_Exercise objective_
Skip every picture and transcribe the remaining material exactly.

===== Input records =====

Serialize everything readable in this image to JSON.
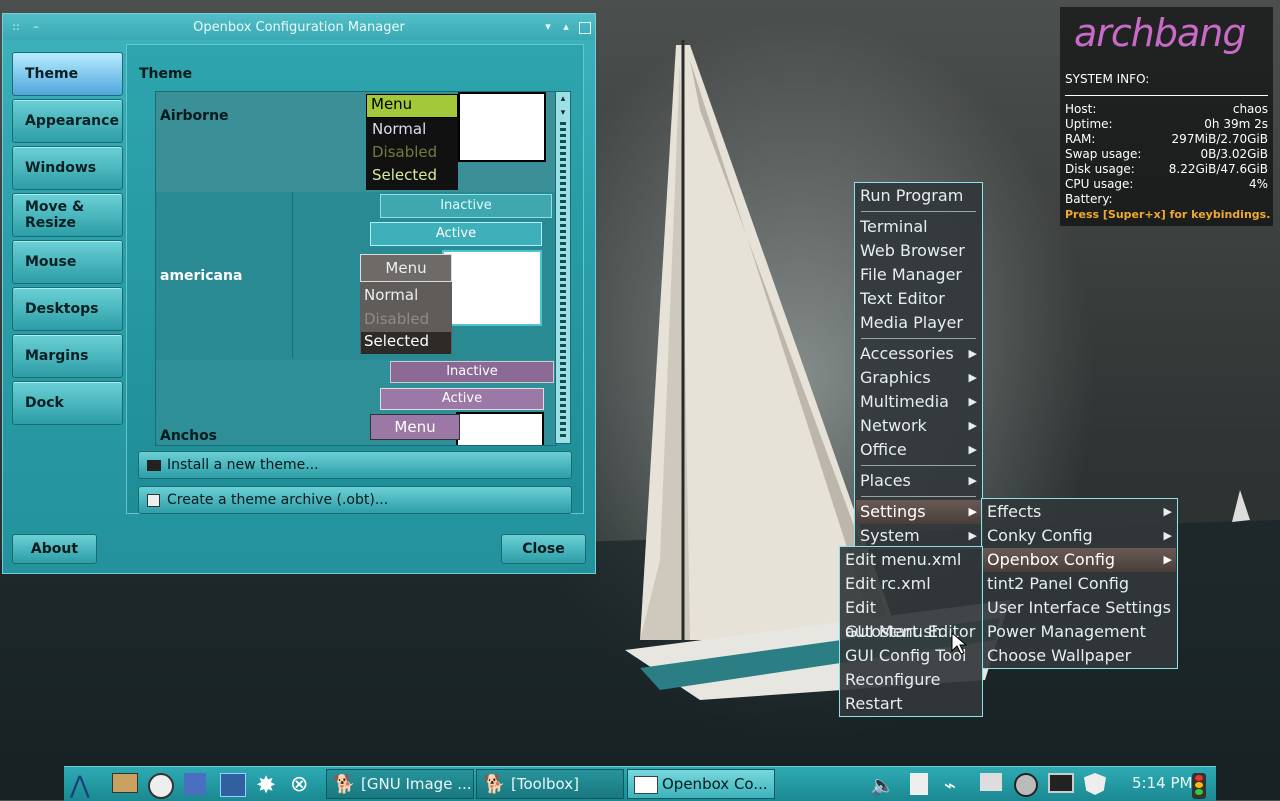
{
  "window": {
    "title": "Openbox Configuration Manager",
    "sidebar": [
      "Theme",
      "Appearance",
      "Windows",
      "Move & Resize",
      "Mouse",
      "Desktops",
      "Margins",
      "Dock"
    ],
    "panel_title": "Theme",
    "themes": [
      "Airborne",
      "americana",
      "Anchos"
    ],
    "preview": {
      "menu": "Menu",
      "normal": "Normal",
      "disabled": "Disabled",
      "selected": "Selected",
      "inactive": "Inactive",
      "active": "Active"
    },
    "install_label": "Install a new theme...",
    "archive_label": "Create a theme archive (.obt)...",
    "about_label": "About",
    "close_label": "Close"
  },
  "conky": {
    "logo": "archbang",
    "header": "SYSTEM INFO:",
    "rows": [
      {
        "k": "Host:",
        "v": "chaos"
      },
      {
        "k": "Uptime:",
        "v": "0h 39m 2s"
      },
      {
        "k": "RAM:",
        "v": "297MiB/2.70GiB"
      },
      {
        "k": "Swap usage:",
        "v": "0B/3.02GiB"
      },
      {
        "k": "Disk usage:",
        "v": "8.22GiB/47.6GiB"
      },
      {
        "k": "CPU usage:",
        "v": "4%"
      },
      {
        "k": "Battery:",
        "v": ""
      }
    ],
    "hint": "Press [Super+x] for keybindings.",
    "hint_color": "#f0a830"
  },
  "root_menu": {
    "items": [
      "Run Program",
      "Terminal",
      "Web Browser",
      "File Manager",
      "Text Editor",
      "Media Player",
      "Accessories",
      "Graphics",
      "Multimedia",
      "Network",
      "Office",
      "Places",
      "Settings",
      "System"
    ]
  },
  "settings_menu": {
    "items": [
      "Effects",
      "Conky Config",
      "Openbox Config",
      "tint2 Panel Config",
      "User Interface Settings",
      "Power Management",
      "Choose Wallpaper"
    ]
  },
  "openbox_menu": {
    "items": [
      "Edit menu.xml",
      "Edit rc.xml",
      "Edit autostart.sh",
      "GUI Menu Editor",
      "GUI Config Tool",
      "Reconfigure",
      "Restart"
    ]
  },
  "taskbar": {
    "tasks": [
      "[GNU Image ...",
      "[Toolbox]",
      "Openbox Co..."
    ],
    "clock": "5:14 PM"
  }
}
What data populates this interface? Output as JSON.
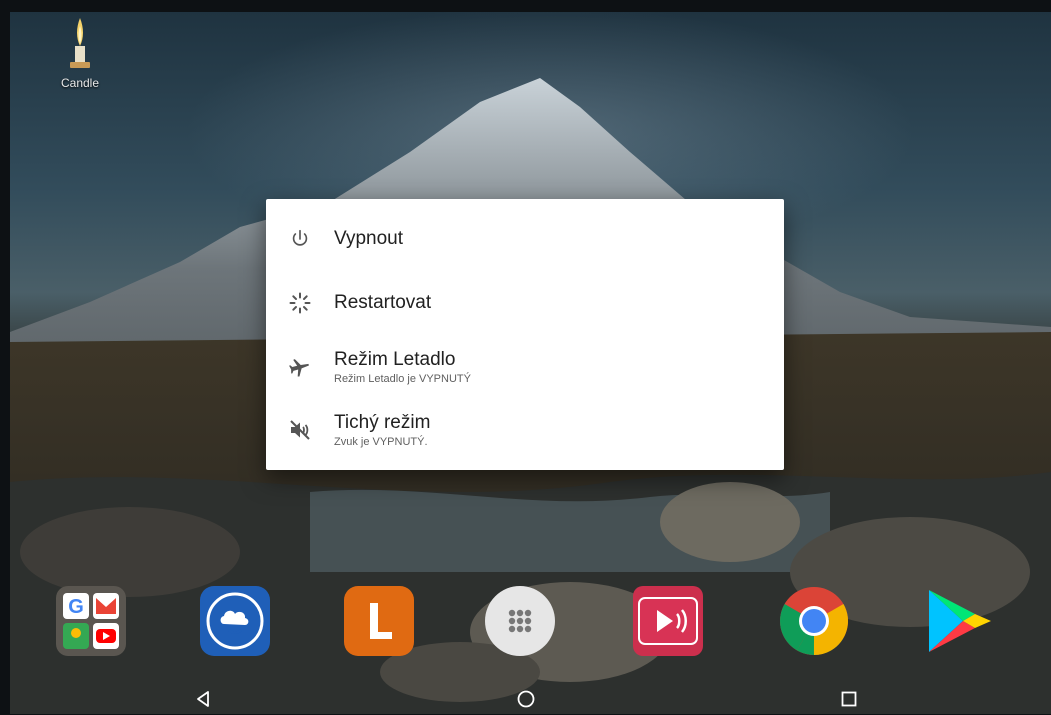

=====

_Exercise response_
Serialize everything readable in this image to JSON.
{
  "window": {
    "title": "Openbox Configuration Manager",
    "sidebar": [
      "Theme",
      "Appearance",
      "Windows",
      "Move & Resize",
      "Mouse",
      "Desktops",
      "Margins",
      "Dock"
    ],
    "panel_title": "Theme",
    "themes": [
      "Airborne",
      "americana",
      "Anchos"
    ],
    "preview": {
      "menu": "Menu",
      "normal": "Normal",
      "disabled": "Disabled",
      "selected": "Selected",
      "inactive": "Inactive",
      "active": "Active"
    },
    "install_label": "Install a new theme...",
    "archive_label": "Create a theme archive (.obt)...",
    "about_label": "About",
    "close_label": "Close"
  },
  "conky": {
    "logo": "archbang",
    "header": "SYSTEM INFO:",
    "rows": [
      {
        "k": "Host:",
        "v": "chaos"
      },
      {
        "k": "Uptime:",
        "v": "0h 39m 2s"
      },
      {
        "k": "RAM:",
        "v": "297MiB/2.70GiB"
      },
      {
        "k": "Swap usage:",
        "v": "0B/3.02GiB"
      },
      {
        "k": "Disk usage:",
        "v": "8.22GiB/47.6GiB"
      },
      {
        "k": "CPU usage:",
        "v": "4%"
      },
      {
        "k": "Battery:",
        "v": ""
      }
    ],
    "hint": "Press [Super+x] for keybindings.",
    "hint_color": "#f0a830"
  },
  "root_menu": {
    "items": [
      "Run Program",
      "Terminal",
      "Web Browser",
      "File Manager",
      "Text Editor",
      "Media Player",
      "Accessories",
      "Graphics",
      "Multimedia",
      "Network",
      "Office",
      "Places",
      "Settings",
      "System"
    ]
  },
  "settings_menu": {
    "items": [
      "Effects",
      "Conky Config",
      "Openbox Config",
      "tint2 Panel Config",
      "User Interface Settings",
      "Power Management",
      "Choose Wallpaper"
    ]
  },
  "openbox_menu": {
    "items": [
      "Edit menu.xml",
      "Edit rc.xml",
      "Edit autostart.sh",
      "GUI Menu Editor",
      "GUI Config Tool",
      "Reconfigure",
      "Restart"
    ]
  },
  "taskbar": {
    "tasks": [
      "[GNU Image ...",
      "[Toolbox]",
      "Openbox Co..."
    ],
    "clock": "5:14 PM"
  }
}
What data populates this interface? Output as JSON.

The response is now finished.